* CHALLENGE
Rewrite the data from the line containing "alipay-section-title: 支付宝收款 [607, 341, 693, 360]" to the line containing "f2f-official-link[interactable]: 支付宝官网 [1526, 596, 1586, 610]", both included, as a Markdown table with the columns No. and Record. Give each line its own numbered row and omit blank lines.

* GIVEN INFORMATION
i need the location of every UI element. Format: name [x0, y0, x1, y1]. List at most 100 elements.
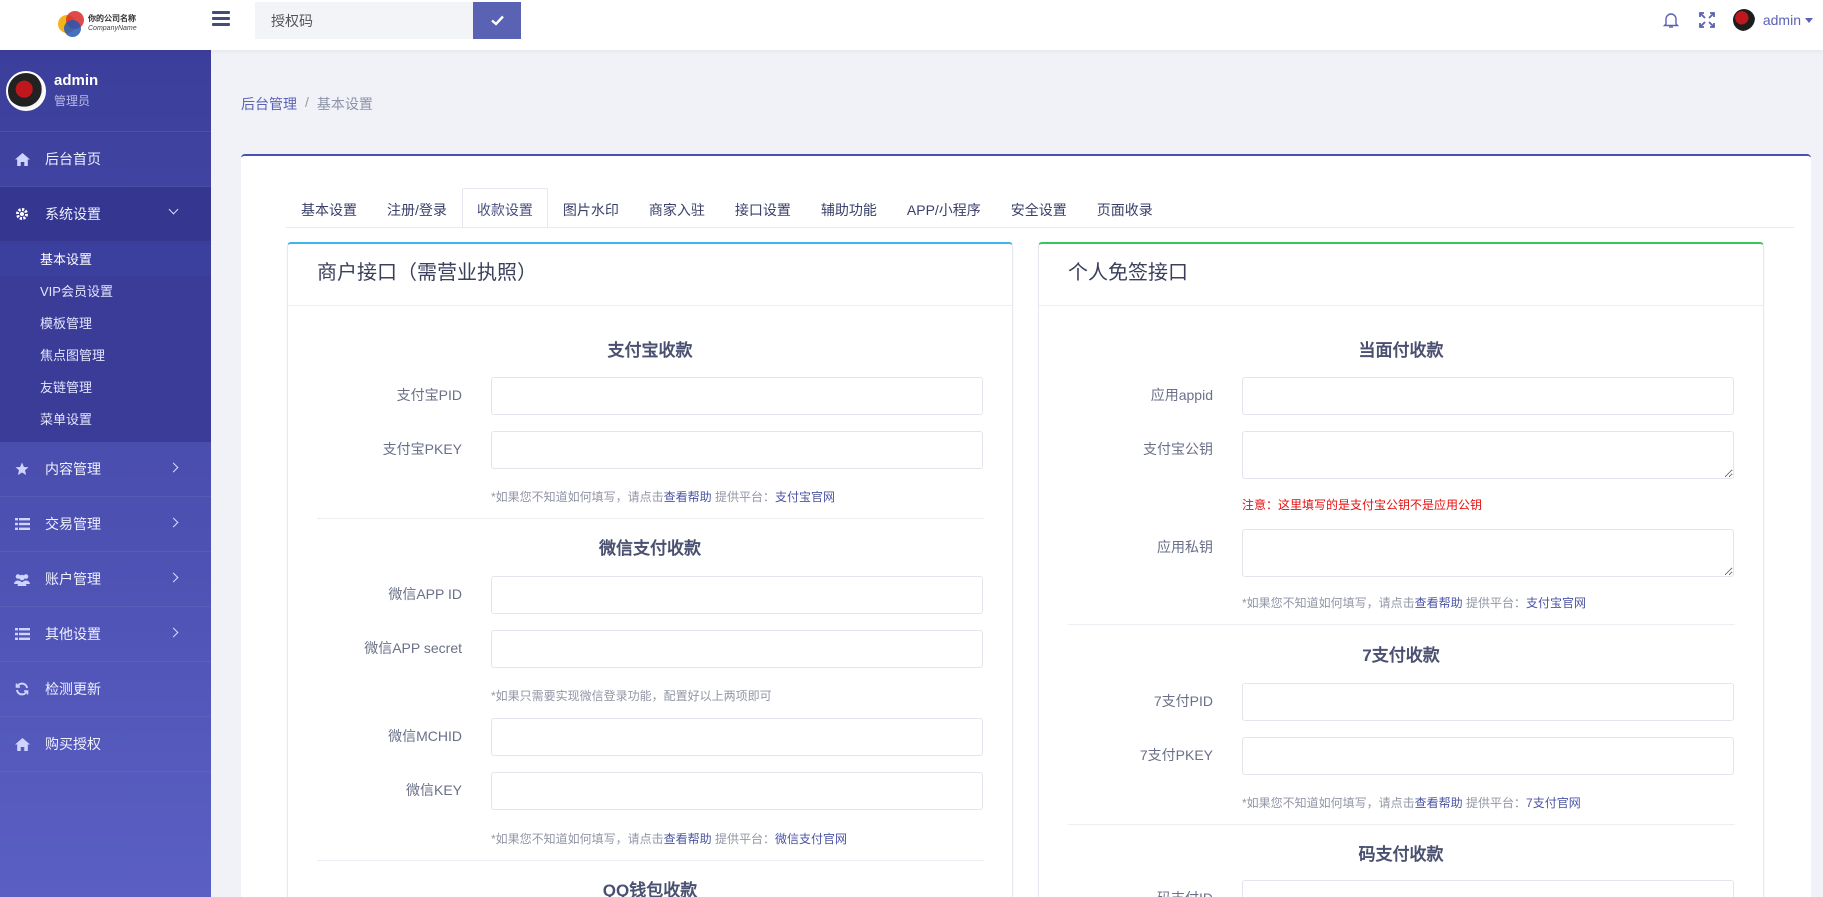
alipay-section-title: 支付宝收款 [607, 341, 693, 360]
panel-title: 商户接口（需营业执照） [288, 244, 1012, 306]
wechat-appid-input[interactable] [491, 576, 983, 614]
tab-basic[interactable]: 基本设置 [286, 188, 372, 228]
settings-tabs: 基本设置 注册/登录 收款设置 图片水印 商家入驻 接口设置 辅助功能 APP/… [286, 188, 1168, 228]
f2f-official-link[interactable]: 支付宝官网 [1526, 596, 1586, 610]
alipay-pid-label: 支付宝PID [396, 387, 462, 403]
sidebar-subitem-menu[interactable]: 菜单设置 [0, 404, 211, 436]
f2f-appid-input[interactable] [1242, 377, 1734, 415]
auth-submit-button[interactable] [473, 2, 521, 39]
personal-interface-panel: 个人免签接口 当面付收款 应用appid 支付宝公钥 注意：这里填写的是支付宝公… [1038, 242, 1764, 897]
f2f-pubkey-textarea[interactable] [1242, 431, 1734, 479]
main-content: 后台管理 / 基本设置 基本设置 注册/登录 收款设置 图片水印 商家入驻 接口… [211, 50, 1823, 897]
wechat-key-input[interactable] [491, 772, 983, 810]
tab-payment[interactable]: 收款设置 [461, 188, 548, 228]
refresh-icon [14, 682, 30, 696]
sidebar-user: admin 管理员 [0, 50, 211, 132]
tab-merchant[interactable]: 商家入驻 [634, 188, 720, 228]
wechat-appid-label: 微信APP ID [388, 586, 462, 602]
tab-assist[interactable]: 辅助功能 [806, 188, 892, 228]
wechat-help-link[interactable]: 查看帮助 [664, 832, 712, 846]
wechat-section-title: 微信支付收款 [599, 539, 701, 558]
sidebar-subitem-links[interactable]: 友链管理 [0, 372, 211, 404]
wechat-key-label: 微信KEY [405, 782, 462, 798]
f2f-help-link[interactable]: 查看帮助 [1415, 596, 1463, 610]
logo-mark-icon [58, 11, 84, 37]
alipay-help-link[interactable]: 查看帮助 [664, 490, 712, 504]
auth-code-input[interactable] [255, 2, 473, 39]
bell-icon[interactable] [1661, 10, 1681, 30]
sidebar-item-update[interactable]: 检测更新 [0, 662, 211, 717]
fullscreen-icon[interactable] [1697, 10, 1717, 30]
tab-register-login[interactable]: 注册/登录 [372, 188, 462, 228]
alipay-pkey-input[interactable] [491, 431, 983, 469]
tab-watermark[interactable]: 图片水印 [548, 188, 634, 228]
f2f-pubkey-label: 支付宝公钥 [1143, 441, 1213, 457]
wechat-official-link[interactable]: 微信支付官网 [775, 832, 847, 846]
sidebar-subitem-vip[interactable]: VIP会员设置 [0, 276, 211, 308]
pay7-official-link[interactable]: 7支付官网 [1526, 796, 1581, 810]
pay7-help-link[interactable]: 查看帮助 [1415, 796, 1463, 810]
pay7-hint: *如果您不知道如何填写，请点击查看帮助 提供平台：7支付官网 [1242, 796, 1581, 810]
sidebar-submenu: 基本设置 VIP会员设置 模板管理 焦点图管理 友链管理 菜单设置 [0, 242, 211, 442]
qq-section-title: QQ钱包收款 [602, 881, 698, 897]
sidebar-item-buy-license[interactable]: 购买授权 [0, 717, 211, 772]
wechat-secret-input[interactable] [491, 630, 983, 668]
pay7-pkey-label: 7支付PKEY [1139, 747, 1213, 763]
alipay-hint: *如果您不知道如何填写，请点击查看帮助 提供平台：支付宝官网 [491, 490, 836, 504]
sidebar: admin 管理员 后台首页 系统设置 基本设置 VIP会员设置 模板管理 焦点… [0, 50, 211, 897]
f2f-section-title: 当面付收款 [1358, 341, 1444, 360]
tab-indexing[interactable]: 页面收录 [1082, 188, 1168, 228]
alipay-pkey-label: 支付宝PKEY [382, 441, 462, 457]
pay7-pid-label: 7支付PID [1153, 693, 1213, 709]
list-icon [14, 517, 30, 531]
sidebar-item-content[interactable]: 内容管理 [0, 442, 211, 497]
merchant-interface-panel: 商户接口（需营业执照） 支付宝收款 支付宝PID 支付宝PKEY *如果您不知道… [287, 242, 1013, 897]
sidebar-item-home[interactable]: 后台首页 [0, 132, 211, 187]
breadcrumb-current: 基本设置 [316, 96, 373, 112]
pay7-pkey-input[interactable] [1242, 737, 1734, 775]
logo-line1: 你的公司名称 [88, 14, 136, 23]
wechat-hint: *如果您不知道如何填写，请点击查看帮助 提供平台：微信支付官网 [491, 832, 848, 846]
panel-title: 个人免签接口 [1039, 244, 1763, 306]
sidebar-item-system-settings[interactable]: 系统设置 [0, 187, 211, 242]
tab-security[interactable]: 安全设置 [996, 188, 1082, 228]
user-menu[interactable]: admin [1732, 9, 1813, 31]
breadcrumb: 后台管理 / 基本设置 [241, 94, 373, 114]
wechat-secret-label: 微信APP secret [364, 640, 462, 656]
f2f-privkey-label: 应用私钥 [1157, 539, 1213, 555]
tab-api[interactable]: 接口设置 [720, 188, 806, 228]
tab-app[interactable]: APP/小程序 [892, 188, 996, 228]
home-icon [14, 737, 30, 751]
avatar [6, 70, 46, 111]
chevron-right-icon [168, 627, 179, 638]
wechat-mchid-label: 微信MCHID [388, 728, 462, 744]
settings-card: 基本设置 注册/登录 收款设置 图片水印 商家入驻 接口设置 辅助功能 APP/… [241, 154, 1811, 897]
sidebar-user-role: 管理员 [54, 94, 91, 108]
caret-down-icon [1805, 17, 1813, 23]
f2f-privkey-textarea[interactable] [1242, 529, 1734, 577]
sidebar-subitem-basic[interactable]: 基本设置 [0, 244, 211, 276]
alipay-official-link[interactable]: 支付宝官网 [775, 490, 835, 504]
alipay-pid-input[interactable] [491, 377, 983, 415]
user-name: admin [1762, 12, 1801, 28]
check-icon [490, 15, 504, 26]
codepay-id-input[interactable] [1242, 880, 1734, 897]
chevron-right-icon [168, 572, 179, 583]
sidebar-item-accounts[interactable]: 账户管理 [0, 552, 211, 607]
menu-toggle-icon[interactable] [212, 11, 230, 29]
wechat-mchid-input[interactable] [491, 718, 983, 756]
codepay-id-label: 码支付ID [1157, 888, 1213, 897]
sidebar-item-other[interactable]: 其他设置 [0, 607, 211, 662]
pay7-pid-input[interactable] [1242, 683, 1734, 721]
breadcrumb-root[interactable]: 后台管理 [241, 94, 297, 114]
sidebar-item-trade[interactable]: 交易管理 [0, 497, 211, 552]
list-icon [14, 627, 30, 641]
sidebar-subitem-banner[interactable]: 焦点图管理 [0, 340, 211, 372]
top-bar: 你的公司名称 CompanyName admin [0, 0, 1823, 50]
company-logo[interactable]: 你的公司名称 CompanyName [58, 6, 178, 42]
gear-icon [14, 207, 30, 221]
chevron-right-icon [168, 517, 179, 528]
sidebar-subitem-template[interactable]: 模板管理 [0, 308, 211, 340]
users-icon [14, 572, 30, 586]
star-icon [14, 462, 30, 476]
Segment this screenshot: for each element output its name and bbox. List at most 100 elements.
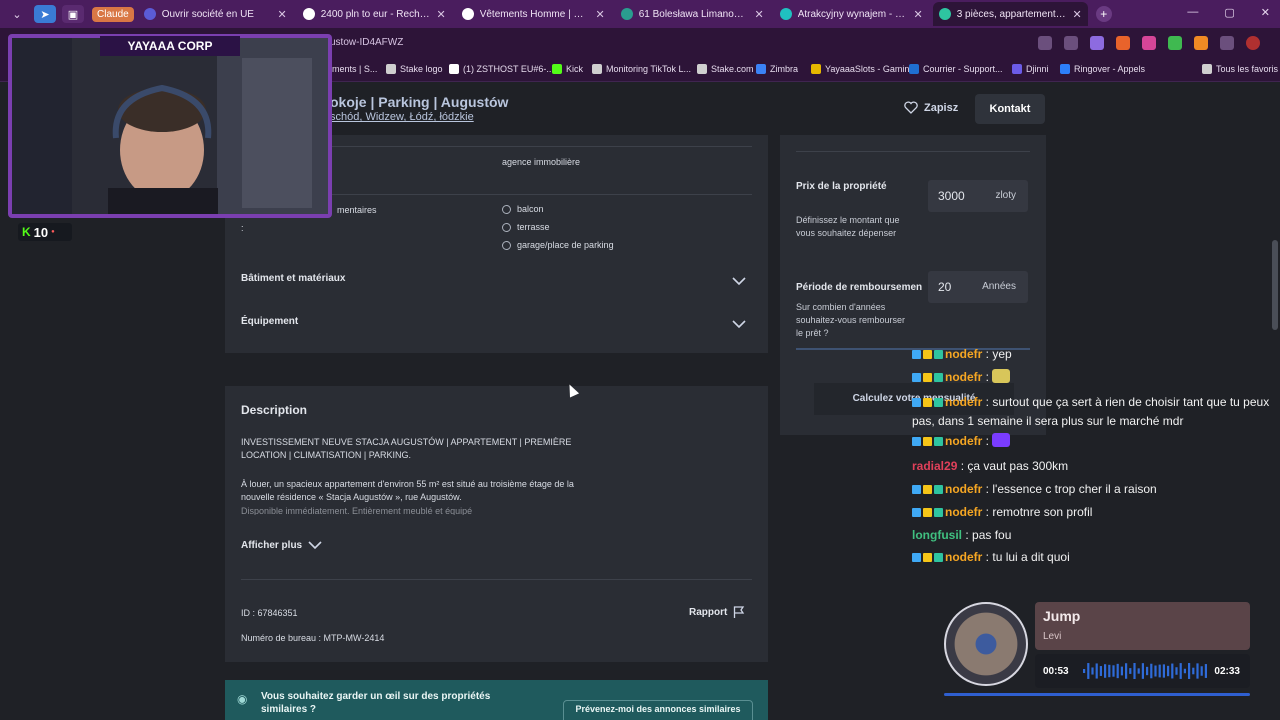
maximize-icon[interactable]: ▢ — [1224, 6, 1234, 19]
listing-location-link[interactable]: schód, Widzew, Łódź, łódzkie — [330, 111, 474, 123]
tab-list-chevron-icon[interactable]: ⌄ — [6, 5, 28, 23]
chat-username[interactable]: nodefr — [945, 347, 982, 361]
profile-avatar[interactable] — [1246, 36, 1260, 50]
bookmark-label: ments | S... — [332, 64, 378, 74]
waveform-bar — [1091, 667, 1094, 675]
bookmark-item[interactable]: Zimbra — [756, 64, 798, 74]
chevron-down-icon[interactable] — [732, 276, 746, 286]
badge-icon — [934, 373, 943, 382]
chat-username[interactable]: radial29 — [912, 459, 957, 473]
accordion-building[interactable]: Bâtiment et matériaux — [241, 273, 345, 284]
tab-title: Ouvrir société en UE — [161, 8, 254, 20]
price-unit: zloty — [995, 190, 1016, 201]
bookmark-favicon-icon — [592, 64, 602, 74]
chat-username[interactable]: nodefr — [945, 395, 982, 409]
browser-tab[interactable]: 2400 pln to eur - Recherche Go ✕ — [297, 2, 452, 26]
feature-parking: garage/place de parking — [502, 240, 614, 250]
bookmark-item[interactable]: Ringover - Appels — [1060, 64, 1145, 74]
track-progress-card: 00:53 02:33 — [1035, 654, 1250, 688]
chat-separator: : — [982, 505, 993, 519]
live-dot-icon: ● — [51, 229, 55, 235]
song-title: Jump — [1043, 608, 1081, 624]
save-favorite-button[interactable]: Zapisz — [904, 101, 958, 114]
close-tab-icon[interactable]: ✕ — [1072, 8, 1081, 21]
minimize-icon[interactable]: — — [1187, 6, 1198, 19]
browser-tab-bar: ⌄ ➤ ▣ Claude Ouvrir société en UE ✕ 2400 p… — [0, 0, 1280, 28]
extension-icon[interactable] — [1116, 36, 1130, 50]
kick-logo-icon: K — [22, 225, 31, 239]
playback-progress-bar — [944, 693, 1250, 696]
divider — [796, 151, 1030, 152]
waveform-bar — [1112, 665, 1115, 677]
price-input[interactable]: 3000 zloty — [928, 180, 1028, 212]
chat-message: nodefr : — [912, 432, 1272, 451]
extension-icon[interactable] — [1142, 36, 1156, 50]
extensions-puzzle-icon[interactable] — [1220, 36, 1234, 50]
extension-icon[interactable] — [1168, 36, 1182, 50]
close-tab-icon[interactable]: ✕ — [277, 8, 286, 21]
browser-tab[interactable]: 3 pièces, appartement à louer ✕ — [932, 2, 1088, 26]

* WRITTEN SOLUTION
| No. | Record |
|---|---|
| 1 | alipay-section-title: 支付宝收款 [607, 341, 693, 360] |
| 2 | panel-title: 商户接口（需营业执照） [288, 244, 1012, 306] |
| 3 | wechat-appid-input[interactable] [491, 576, 983, 614] |
| 4 | tab-basic[interactable]: 基本设置 [286, 188, 372, 228] |
| 5 | settings-tabs: 基本设置 注册/登录 收款设置 图片水印 商家入驻 接口设置 辅助功能 APP/… [286, 188, 1168, 228] |
| 6 | f2f-official-link[interactable]: 支付宝官网 [1526, 596, 1586, 610] |